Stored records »
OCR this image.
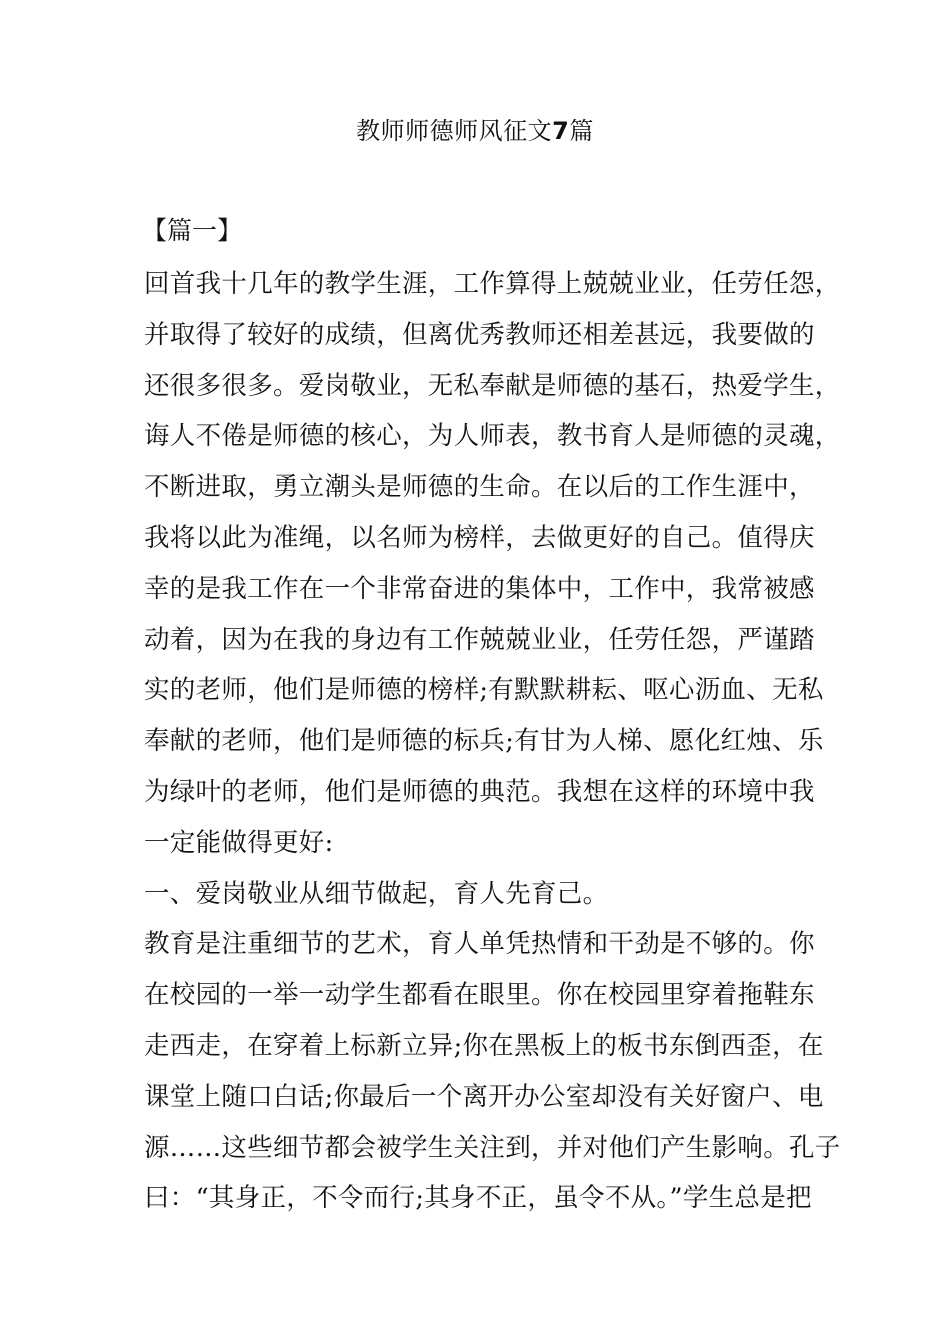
教师师德师风征文7篇
【篇一】
回首我十几年的教学生涯，工作算得上兢兢业业，任劳任怨，
并取得了较好的成绩，但离优秀教师还相差甚远，我要做的
还很多很多。爱岗敬业，无私奉献是师德的基石，热爱学生，
诲人不倦是师德的核心，为人师表，教书育人是师德的灵魂，
不断进取，勇立潮头是师德的生命。在以后的工作生涯中，
我将以此为准绳，以名师为榜样，去做更好的自己。值得庆
幸的是我工作在一个非常奋进的集体中，工作中，我常被感
动着，因为在我的身边有工作兢兢业业，任劳任怨，严谨踏
实的老师，他们是师德的榜样;有默默耕耘、呕心沥血、无私
奉献的老师，他们是师德的标兵;有甘为人梯、愿化红烛、乐
为绿叶的老师，他们是师德的典范。我想在这样的环境中我
一定能做得更好:
一、爱岗敬业从细节做起，育人先育己。
教育是注重细节的艺术，育人单凭热情和干劲是不够的。你
在校园的一举一动学生都看在眼里。你在校园里穿着拖鞋东
走西走，在穿着上标新立异;你在黑板上的板书东倒西歪，在
课堂上随口白话;你最后一个离开办公室却没有关好窗户、电
源……这些细节都会被学生关注到，并对他们产生影响。孔子
曰：“其身正，不令而行;其身不正，虽令不从。”学生总是把
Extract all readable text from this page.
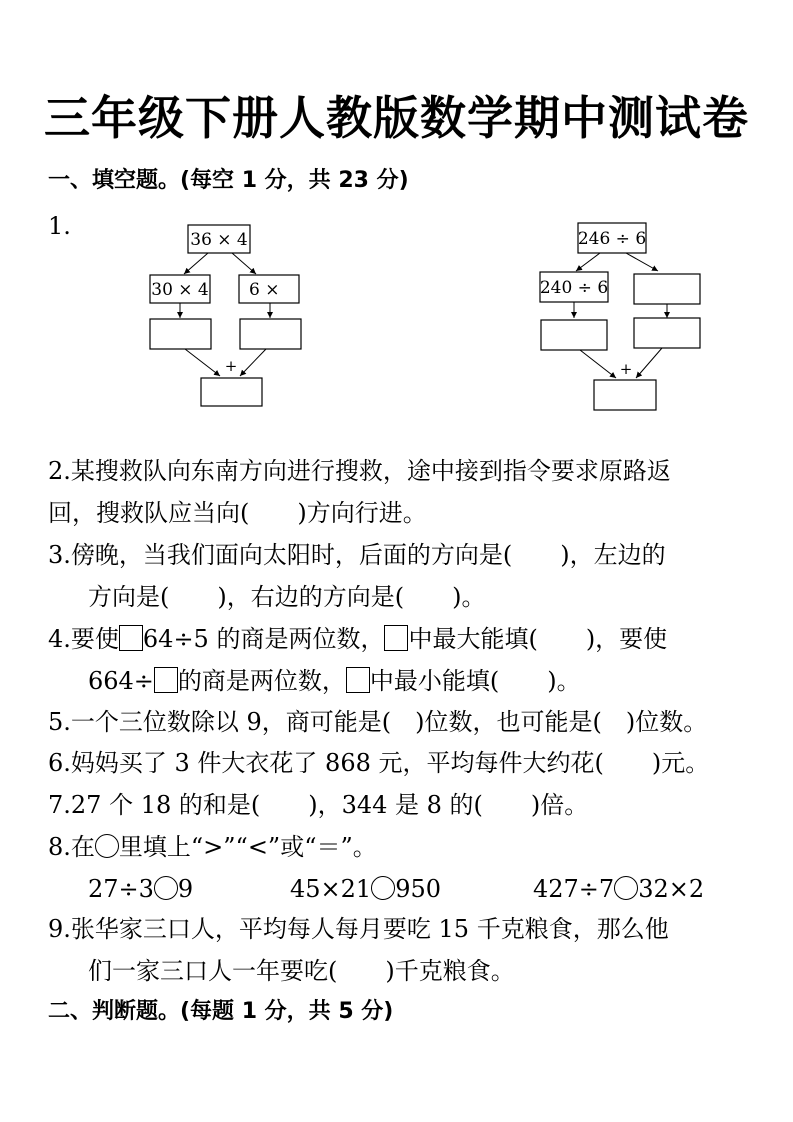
三年级下册人教版数学期中测试卷
一、填空题。(每空 1 分，共 23 分)
1.	36 × 4
30 × 4 6 ×
+
246 ÷ 6
240 ÷ 6
+
2.某搜救队向东南方向进行搜救，途中接到指令要求原路返
回，搜救队应当向(　　)方向行进。
3.傍晚，当我们面向太阳时，后面的方向是(　　)，左边的
方向是(　　)，右边的方向是(　　)。
4.要使 64÷5 的商是两位数， 中最大能填(　　)，要使
664÷ 的商是两位数， 中最小能填(　　)。
5.一个三位数除以 9，商可能是(　)位数，也可能是(　)位数。
6.妈妈买了 3 件大衣花了 868 元，平均每件大约花(　　)元。
7.27 个 18 的和是(　　)，344 是 8 的(　　)倍。
8.在 里填上“>”“<”或“＝”。
27÷3 9	45×21 950	427÷7 32×2
9.张华家三口人，平均每人每月要吃 15 千克粮食，那么他
们一家三口人一年要吃(　　)千克粮食。
二、判断题。(每题 1 分，共 5 分)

Given problem » Search the entries for "this" and copy out each line that has it.

Task solution »
OCR this image.
Extract all readable text from this page.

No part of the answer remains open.